MATERIALS PROVIDED
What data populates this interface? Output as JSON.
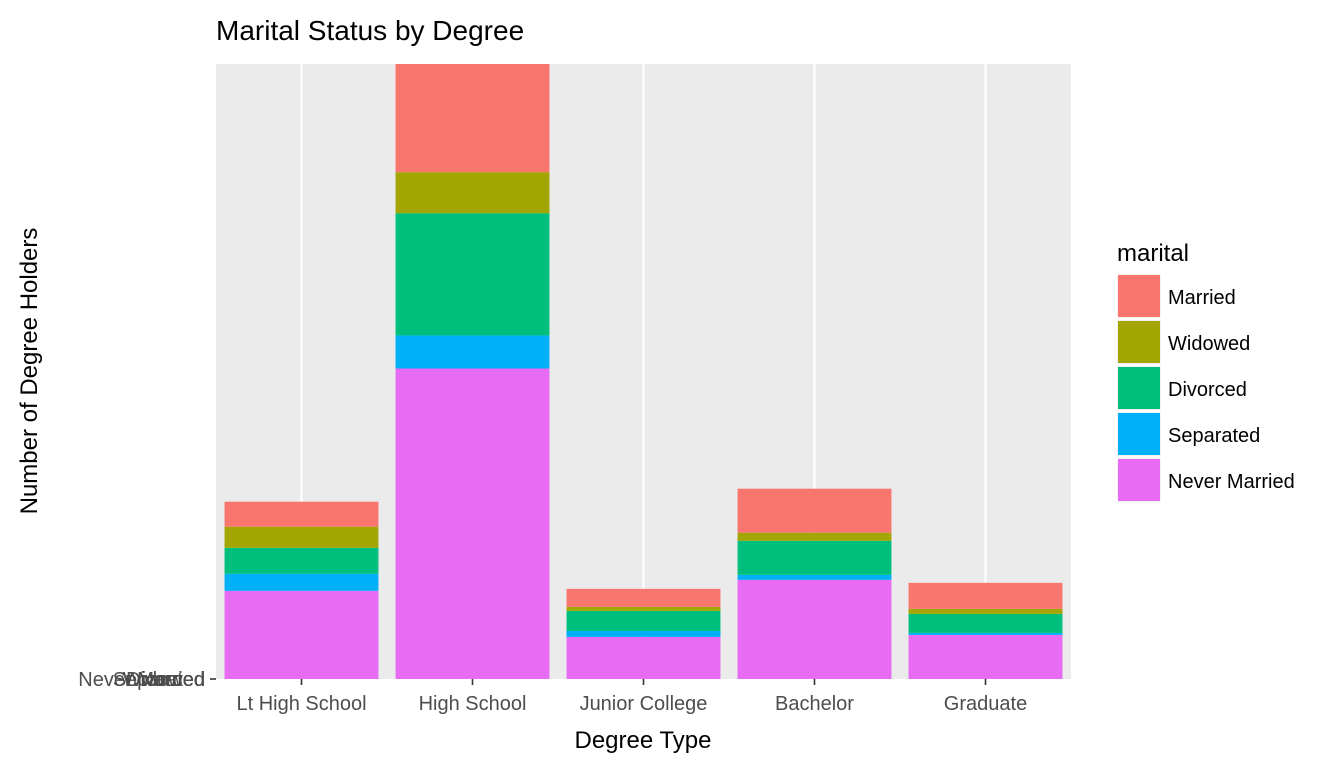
{
  "chart_data": {
    "type": "bar",
    "stacked": true,
    "title": "Marital Status by Degree",
    "xlabel": "Degree Type",
    "ylabel": "Number of Degree Holders",
    "categories": [
      "Lt High School",
      "High School",
      "Junior College",
      "Bachelor",
      "Graduate"
    ],
    "y_tick_labels": [
      "Never Married",
      "Separated",
      "Divorced",
      "Widowed",
      "Married"
    ],
    "series": [
      {
        "name": "Never Married",
        "color": "#E76BF3",
        "values": [
          88,
          310,
          42,
          99,
          44
        ]
      },
      {
        "name": "Separated",
        "color": "#00B0F6",
        "values": [
          17,
          33,
          6,
          5,
          2
        ]
      },
      {
        "name": "Divorced",
        "color": "#00BF7D",
        "values": [
          26,
          122,
          20,
          34,
          19
        ]
      },
      {
        "name": "Widowed",
        "color": "#A3A500",
        "values": [
          21,
          41,
          4,
          8,
          5
        ]
      },
      {
        "name": "Married",
        "color": "#F8766D",
        "values": [
          25,
          108,
          18,
          44,
          26
        ]
      }
    ],
    "ylim": [
      0,
      614
    ],
    "grid": true,
    "legend": {
      "title": "marital",
      "position": "right",
      "entries": [
        "Married",
        "Widowed",
        "Divorced",
        "Separated",
        "Never Married"
      ]
    }
  }
}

YOUR TASK
Find the lines above that include the string "title" and copy them.

SOLVED EXERCISE
    "title": "Marital Status by Degree",
      "title": "marital",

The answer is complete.